## Begin Available data

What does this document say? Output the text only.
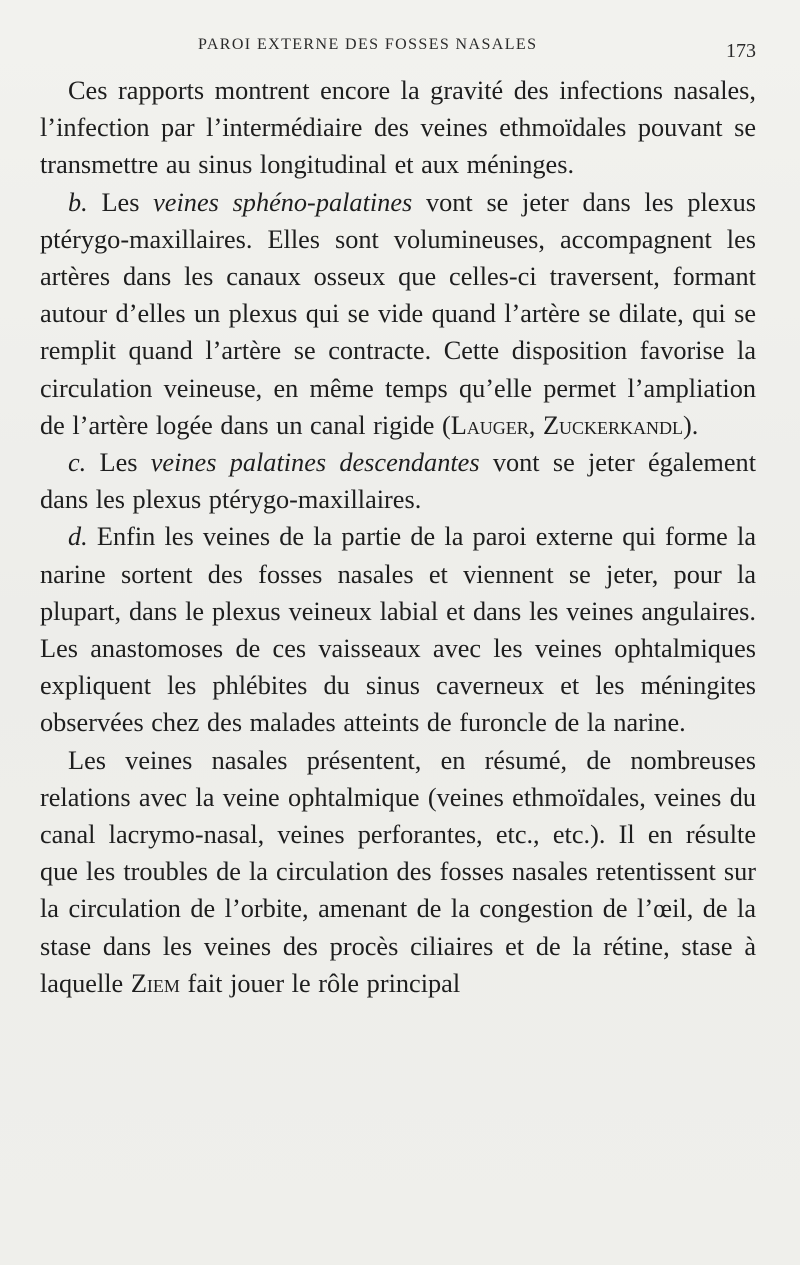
PAROI EXTERNE DES FOSSES NASALES	173

Ces rapports montrent encore la gravité des infections nasales, l’infection par l’intermédiaire des veines ethmoïdales pouvant se transmettre au sinus longitudinal et aux méninges.

b. Les veines sphéno-palatines vont se jeter dans les plexus ptérygo-maxillaires. Elles sont volumineuses, accompagnent les artères dans les canaux osseux que celles-ci traversent, formant autour d’elles un plexus qui se vide quand l’artère se dilate, qui se remplit quand l’artère se contracte. Cette disposition favorise la circulation veineuse, en même temps qu’elle permet l’ampliation de l’artère logée dans un canal rigide (Lauger, Zuckerkandl).

c. Les veines palatines descendantes vont se jeter également dans les plexus ptérygo-maxillaires.

d. Enfin les veines de la partie de la paroi externe qui forme la narine sortent des fosses nasales et viennent se jeter, pour la plupart, dans le plexus veineux labial et dans les veines angulaires. Les anastomoses de ces vaisseaux avec les veines ophtalmiques expliquent les phlébites du sinus caverneux et les méningites observées chez des malades atteints de furoncle de la narine.

Les veines nasales présentent, en résumé, de nombreuses relations avec la veine ophtalmique (veines ethmoïdales, veines du canal lacrymo-nasal, veines perforantes, etc., etc.). Il en résulte que les troubles de la circulation des fosses nasales retentissent sur la circulation de l’orbite, amenant de la congestion de l’œil, de la stase dans les veines des procès ciliaires et de la rétine, stase à laquelle Ziem fait jouer le rôle principal
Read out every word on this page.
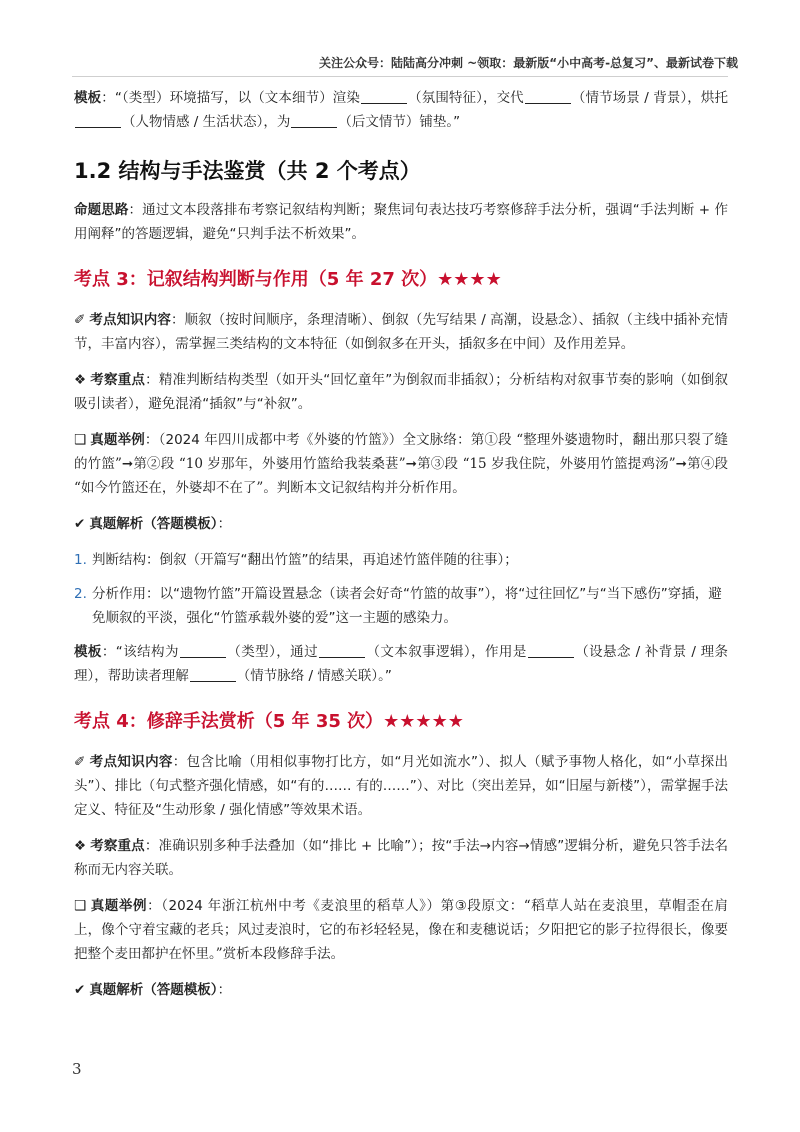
关注公众号：陆陆高分冲刺 ~领取：最新版“小中高考-总复习”、最新试卷下载

模板：“（类型）环境描写，以（文本细节）渲染	（氛围特征），交代	（情节场景 / 背景），烘托（人物情感 / 生活状态），为	（后文情节）铺垫。”

1.2 结构与手法鉴赏（共 2 个考点）

命题思路：通过文本段落排布考察记叙结构判断；聚焦词句表达技巧考察修辞手法分析，强调“手法判断 + 作用阐释”的答题逻辑，避免“只判手法不析效果”。

考点 3：记叙结构判断与作用（5 年 27 次）★★★★

✐ 考点知识内容：顺叙（按时间顺序，条理清晰）、倒叙（先写结果 / 高潮，设悬念）、插叙（主线中插补充情节，丰富内容），需掌握三类结构的文本特征（如倒叙多在开头，插叙多在中间）及作用差异。

❖ 考察重点：精准判断结构类型（如开头“回忆童年”为倒叙而非插叙）；分析结构对叙事节奏的影响（如倒叙吸引读者），避免混淆“插叙”与“补叙”。

❑ 真题举例：（2024 年四川成都中考《外婆的竹篮》）全文脉络：第①段 “整理外婆遗物时，翻出那只裂了缝的竹篮”➞第②段 “10 岁那年，外婆用竹篮给我装桑葚”➞第③段 “15 岁我住院，外婆用竹篮提鸡汤”➞第④段 “如今竹篮还在，外婆却不在了”。判断本文记叙结构并分析作用。

✔ 真题解析（答题模板）：

1. 判断结构：倒叙（开篇写“翻出竹篮”的结果，再追述竹篮伴随的往事）；
2. 分析作用：以“遗物竹篮”开篇设置悬念（读者会好奇“竹篮的故事”），将“过往回忆”与“当下感伤”穿插，避免顺叙的平淡，强化“竹篮承载外婆的爱”这一主题的感染力。

模板：“该结构为	（类型），通过	（文本叙事逻辑），作用是	（设悬念 / 补背景 / 理条理），帮助读者理解	（情节脉络 / 情感关联）。”

考点 4：修辞手法赏析（5 年 35 次）★★★★★

✐ 考点知识内容：包含比喻（用相似事物打比方，如“月光如流水”）、拟人（赋予事物人格化，如“小草探出头”）、排比（句式整齐强化情感，如“有的…… 有的……”）、对比（突出差异，如“旧屋与新楼”），需掌握手法定义、特征及“生动形象 / 强化情感”等效果术语。

❖ 考察重点：准确识别多种手法叠加（如“排比 + 比喻”）；按“手法→内容→情感”逻辑分析，避免只答手法名称而无内容关联。

❑ 真题举例：（2024 年浙江杭州中考《麦浪里的稻草人》）第③段原文：“稻草人站在麦浪里，草帽歪在肩上，像个守着宝藏的老兵；风过麦浪时，它的布衫轻轻晃，像在和麦穗说话；夕阳把它的影子拉得很长，像要把整个麦田都护在怀里。”赏析本段修辞手法。

✔ 真题解析（答题模板）：

3
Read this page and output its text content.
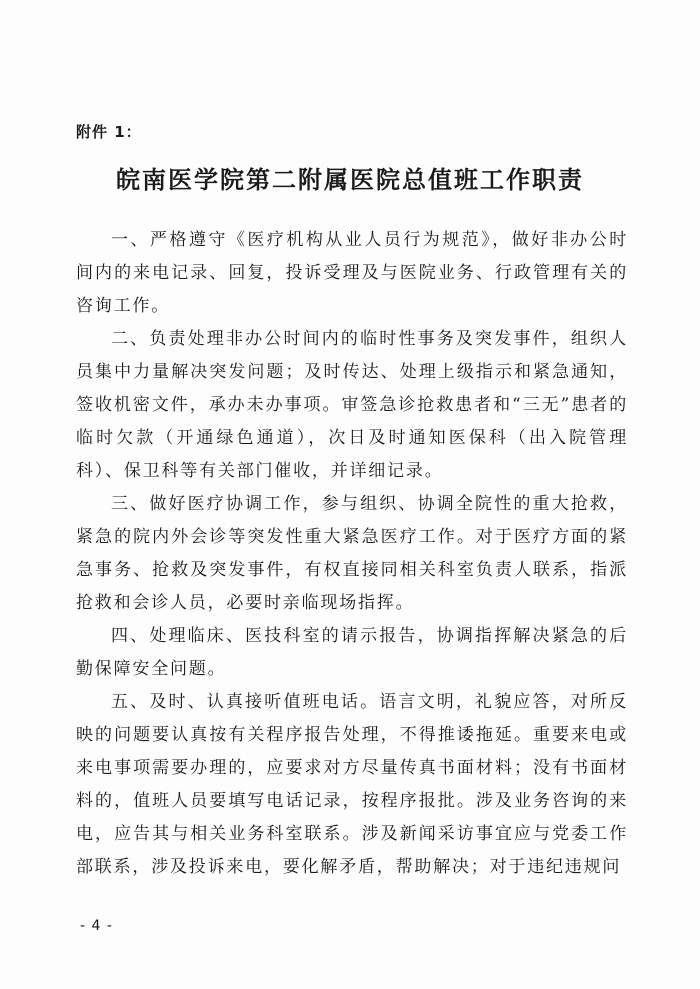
附件 1：
皖南医学院第二附属医院总值班工作职责

一、严格遵守《医疗机构从业人员行为规范》，做好非办公时间内的来电记录、回复，投诉受理及与医院业务、行政管理有关的咨询工作。

二、负责处理非办公时间内的临时性事务及突发事件，组织人员集中力量解决突发问题；及时传达、处理上级指示和紧急通知，签收机密文件，承办未办事项。审签急诊抢救患者和“三无”患者的临时欠款（开通绿色通道），次日及时通知医保科（出入院管理科）、保卫科等有关部门催收，并详细记录。

三、做好医疗协调工作，参与组织、协调全院性的重大抢救，紧急的院内外会诊等突发性重大紧急医疗工作。对于医疗方面的紧急事务、抢救及突发事件，有权直接同相关科室负责人联系，指派抢救和会诊人员，必要时亲临现场指挥。

四、处理临床、医技科室的请示报告，协调指挥解决紧急的后勤保障安全问题。

五、及时、认真接听值班电话。语言文明，礼貌应答，对所反映的问题要认真按有关程序报告处理，不得推诿拖延。重要来电或来电事项需要办理的，应要求对方尽量传真书面材料；没有书面材料的，值班人员要填写电话记录，按程序报批。涉及业务咨询的来电，应告其与相关业务科室联系。涉及新闻采访事宜应与党委工作部联系，涉及投诉来电，要化解矛盾，帮助解决；对于违纪违规问

- 4 -
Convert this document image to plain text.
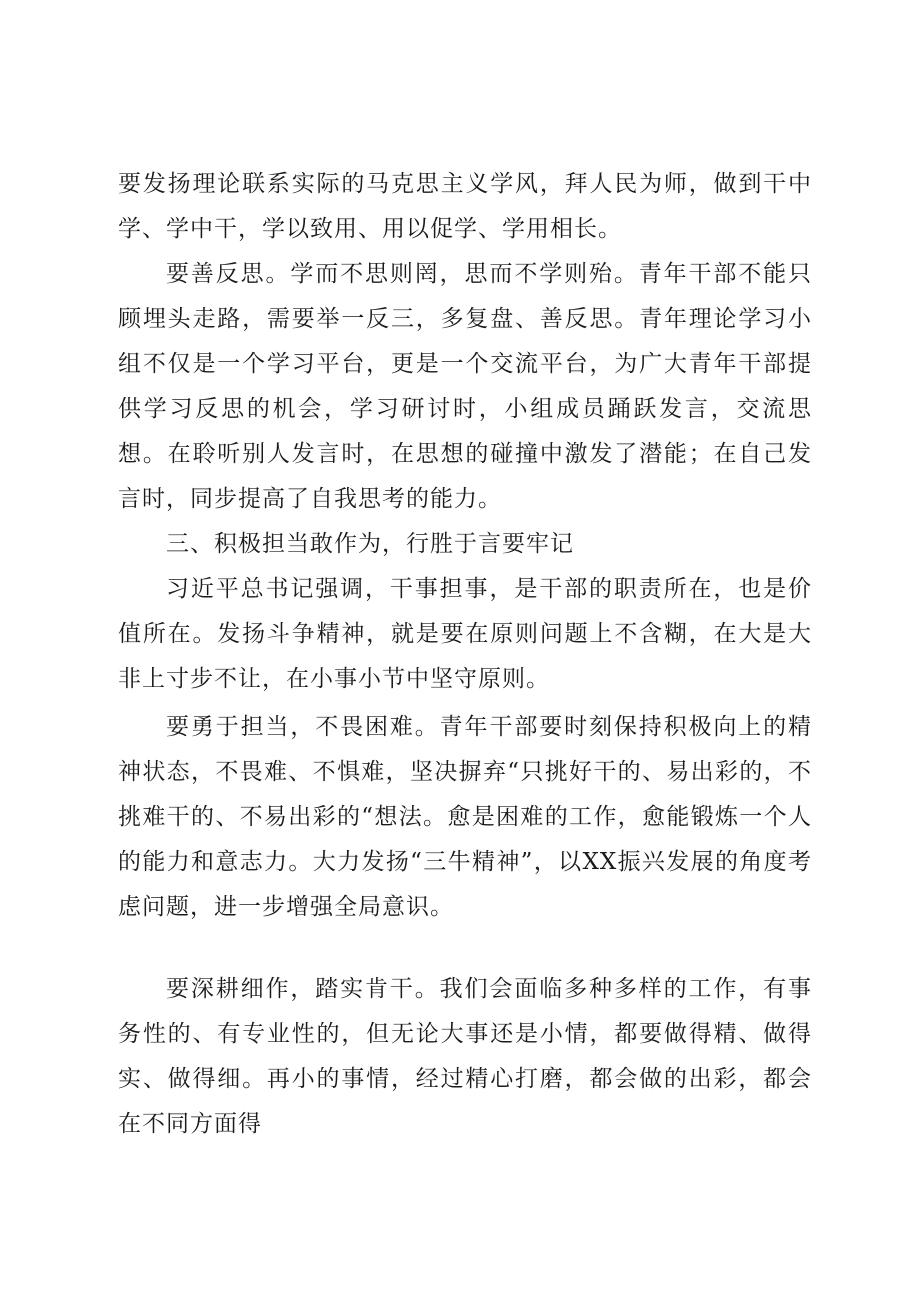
要发扬理论联系实际的马克思主义学风，拜人民为师，做到干中学、学中干，学以致用、用以促学、学用相长。

要善反思。学而不思则罔，思而不学则殆。青年干部不能只顾埋头走路，需要举一反三，多复盘、善反思。青年理论学习小组不仅是一个学习平台，更是一个交流平台，为广大青年干部提供学习反思的机会，学习研讨时，小组成员踊跃发言，交流思想。在聆听别人发言时，在思想的碰撞中激发了潜能；在自己发言时，同步提高了自我思考的能力。

三、积极担当敢作为，行胜于言要牢记

习近平总书记强调，干事担事，是干部的职责所在，也是价值所在。发扬斗争精神，就是要在原则问题上不含糊，在大是大非上寸步不让，在小事小节中坚守原则。

要勇于担当，不畏困难。青年干部要时刻保持积极向上的精神状态，不畏难、不惧难，坚决摒弃“只挑好干的、易出彩的，不挑难干的、不易出彩的“想法。愈是困难的工作，愈能锻炼一个人的能力和意志力。大力发扬“三牛精神”，以XX振兴发展的角度考虑问题，进一步增强全局意识。

要深耕细作，踏实肯干。我们会面临多种多样的工作，有事务性的、有专业性的，但无论大事还是小情，都要做得精、做得实、做得细。再小的事情，经过精心打磨，都会做的出彩，都会在不同方面得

## End Available data

(Goal): Check each line of the records for the word "page" and extract those that contain it.

(Task response):
Read out every word on this page.
Read this page and output its text content.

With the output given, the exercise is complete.